[start]
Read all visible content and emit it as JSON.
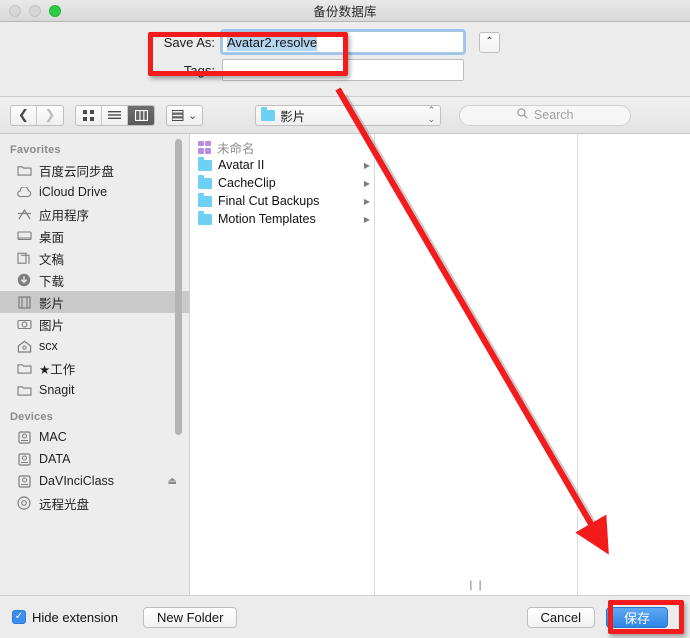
{
  "window": {
    "title": "备份数据库",
    "traffic_lights": [
      "close-disabled",
      "minimize-disabled",
      "zoom-green"
    ]
  },
  "save_header": {
    "save_as_label": "Save As:",
    "save_as_value": "Avatar2.resolve",
    "tags_label": "Tags:",
    "tags_value": "",
    "collapse_button_glyph": "⌃"
  },
  "toolbar": {
    "back_glyph": "❮",
    "forward_glyph": "❯",
    "view_icon_glyph": "⠿",
    "view_list_glyph": "☰",
    "view_column_glyph": "▥",
    "arrange_glyph": "▤",
    "arrange_caret": "⌄",
    "path_label": "影片",
    "path_stepper": "⌃\n⌄",
    "search_placeholder": "Search",
    "search_icon_glyph": "⌕"
  },
  "sidebar": {
    "sections": [
      {
        "header": "Favorites",
        "items": [
          {
            "label": "百度云同步盘",
            "icon": "folder-icon",
            "glyph": "🗀",
            "selected": false,
            "eject": false
          },
          {
            "label": "iCloud Drive",
            "icon": "cloud-icon",
            "glyph": "☁",
            "selected": false,
            "eject": false
          },
          {
            "label": "应用程序",
            "icon": "applications-icon",
            "glyph": "⌂",
            "selected": false,
            "eject": false
          },
          {
            "label": "桌面",
            "icon": "desktop-icon",
            "glyph": "▤",
            "selected": false,
            "eject": false
          },
          {
            "label": "文稿",
            "icon": "documents-icon",
            "glyph": "🗎",
            "selected": false,
            "eject": false
          },
          {
            "label": "下载",
            "icon": "downloads-icon",
            "glyph": "⬇",
            "selected": false,
            "eject": false
          },
          {
            "label": "影片",
            "icon": "movies-icon",
            "glyph": "🎞",
            "selected": true,
            "eject": false
          },
          {
            "label": "图片",
            "icon": "pictures-icon",
            "glyph": "🖻",
            "selected": false,
            "eject": false
          },
          {
            "label": "scx",
            "icon": "home-icon",
            "glyph": "⌂",
            "selected": false,
            "eject": false
          },
          {
            "label": "★工作",
            "icon": "folder-icon",
            "glyph": "🗀",
            "selected": false,
            "eject": false
          },
          {
            "label": "Snagit",
            "icon": "folder-icon",
            "glyph": "🗀",
            "selected": false,
            "eject": false
          }
        ]
      },
      {
        "header": "Devices",
        "items": [
          {
            "label": "MAC",
            "icon": "harddisk-icon",
            "glyph": "▤",
            "selected": false,
            "eject": false
          },
          {
            "label": "DATA",
            "icon": "harddisk-icon",
            "glyph": "▤",
            "selected": false,
            "eject": false
          },
          {
            "label": "DaVInciClass",
            "icon": "harddisk-icon",
            "glyph": "▤",
            "selected": false,
            "eject": true
          },
          {
            "label": "远程光盘",
            "icon": "optical-disc-icon",
            "glyph": "◎",
            "selected": false,
            "eject": false
          }
        ]
      }
    ],
    "eject_glyph": "⏏"
  },
  "browser": {
    "column1": [
      {
        "name": "未命名",
        "icon": "grid-icon",
        "dim": true,
        "has_arrow": false
      },
      {
        "name": "Avatar II",
        "icon": "folder-icon",
        "dim": false,
        "has_arrow": true
      },
      {
        "name": "CacheClip",
        "icon": "folder-icon",
        "dim": false,
        "has_arrow": true
      },
      {
        "name": "Final Cut Backups",
        "icon": "folder-icon",
        "dim": false,
        "has_arrow": true
      },
      {
        "name": "Motion Templates",
        "icon": "folder-icon",
        "dim": false,
        "has_arrow": true
      }
    ],
    "column2": [],
    "column3": [],
    "disclosure_arrow_glyph": "▶",
    "column_grip_glyph": "❙❙"
  },
  "bottom_bar": {
    "hide_extension_label": "Hide extension",
    "hide_extension_checked": true,
    "check_glyph": "✓",
    "new_folder_label": "New Folder",
    "cancel_label": "Cancel",
    "save_label": "保存"
  },
  "annotations": {
    "highlight_color": "#f31b1b",
    "boxes": [
      "save-as-field",
      "save-button"
    ],
    "arrow": {
      "from": "save-as-field",
      "to": "save-button"
    }
  }
}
[end]
Request: Write out each entry exactly as given, but skip the pictures.

Output:
Read all visible content and emit it as JSON.
{
  "window": {
    "title": "备份数据库",
    "traffic_lights": [
      "close-disabled",
      "minimize-disabled",
      "zoom-green"
    ]
  },
  "save_header": {
    "save_as_label": "Save As:",
    "save_as_value": "Avatar2.resolve",
    "tags_label": "Tags:",
    "tags_value": "",
    "collapse_button_glyph": "⌃"
  },
  "toolbar": {
    "back_glyph": "❮",
    "forward_glyph": "❯",
    "view_icon_glyph": "⠿",
    "view_list_glyph": "☰",
    "view_column_glyph": "▥",
    "arrange_glyph": "▤",
    "arrange_caret": "⌄",
    "path_label": "影片",
    "path_stepper": "⌃\n⌄",
    "search_placeholder": "Search",
    "search_icon_glyph": "⌕"
  },
  "sidebar": {
    "sections": [
      {
        "header": "Favorites",
        "items": [
          {
            "label": "百度云同步盘",
            "icon": "folder-icon",
            "glyph": "🗀",
            "selected": false,
            "eject": false
          },
          {
            "label": "iCloud Drive",
            "icon": "cloud-icon",
            "glyph": "☁",
            "selected": false,
            "eject": false
          },
          {
            "label": "应用程序",
            "icon": "applications-icon",
            "glyph": "⌂",
            "selected": false,
            "eject": false
          },
          {
            "label": "桌面",
            "icon": "desktop-icon",
            "glyph": "▤",
            "selected": false,
            "eject": false
          },
          {
            "label": "文稿",
            "icon": "documents-icon",
            "glyph": "🗎",
            "selected": false,
            "eject": false
          },
          {
            "label": "下载",
            "icon": "downloads-icon",
            "glyph": "⬇",
            "selected": false,
            "eject": false
          },
          {
            "label": "影片",
            "icon": "movies-icon",
            "glyph": "🎞",
            "selected": true,
            "eject": false
          },
          {
            "label": "图片",
            "icon": "pictures-icon",
            "glyph": "🖻",
            "selected": false,
            "eject": false
          },
          {
            "label": "scx",
            "icon": "home-icon",
            "glyph": "⌂",
            "selected": false,
            "eject": false
          },
          {
            "label": "★工作",
            "icon": "folder-icon",
            "glyph": "🗀",
            "selected": false,
            "eject": false
          },
          {
            "label": "Snagit",
            "icon": "folder-icon",
            "glyph": "🗀",
            "selected": false,
            "eject": false
          }
        ]
      },
      {
        "header": "Devices",
        "items": [
          {
            "label": "MAC",
            "icon": "harddisk-icon",
            "glyph": "▤",
            "selected": false,
            "eject": false
          },
          {
            "label": "DATA",
            "icon": "harddisk-icon",
            "glyph": "▤",
            "selected": false,
            "eject": false
          },
          {
            "label": "DaVInciClass",
            "icon": "harddisk-icon",
            "glyph": "▤",
            "selected": false,
            "eject": true
          },
          {
            "label": "远程光盘",
            "icon": "optical-disc-icon",
            "glyph": "◎",
            "selected": false,
            "eject": false
          }
        ]
      }
    ],
    "eject_glyph": "⏏"
  },
  "browser": {
    "column1": [
      {
        "name": "未命名",
        "icon": "grid-icon",
        "dim": true,
        "has_arrow": false
      },
      {
        "name": "Avatar II",
        "icon": "folder-icon",
        "dim": false,
        "has_arrow": true
      },
      {
        "name": "CacheClip",
        "icon": "folder-icon",
        "dim": false,
        "has_arrow": true
      },
      {
        "name": "Final Cut Backups",
        "icon": "folder-icon",
        "dim": false,
        "has_arrow": true
      },
      {
        "name": "Motion Templates",
        "icon": "folder-icon",
        "dim": false,
        "has_arrow": true
      }
    ],
    "column2": [],
    "column3": [],
    "disclosure_arrow_glyph": "▶",
    "column_grip_glyph": "❙❙"
  },
  "bottom_bar": {
    "hide_extension_label": "Hide extension",
    "hide_extension_checked": true,
    "check_glyph": "✓",
    "new_folder_label": "New Folder",
    "cancel_label": "Cancel",
    "save_label": "保存"
  },
  "annotations": {
    "highlight_color": "#f31b1b",
    "boxes": [
      "save-as-field",
      "save-button"
    ],
    "arrow": {
      "from": "save-as-field",
      "to": "save-button"
    }
  }
}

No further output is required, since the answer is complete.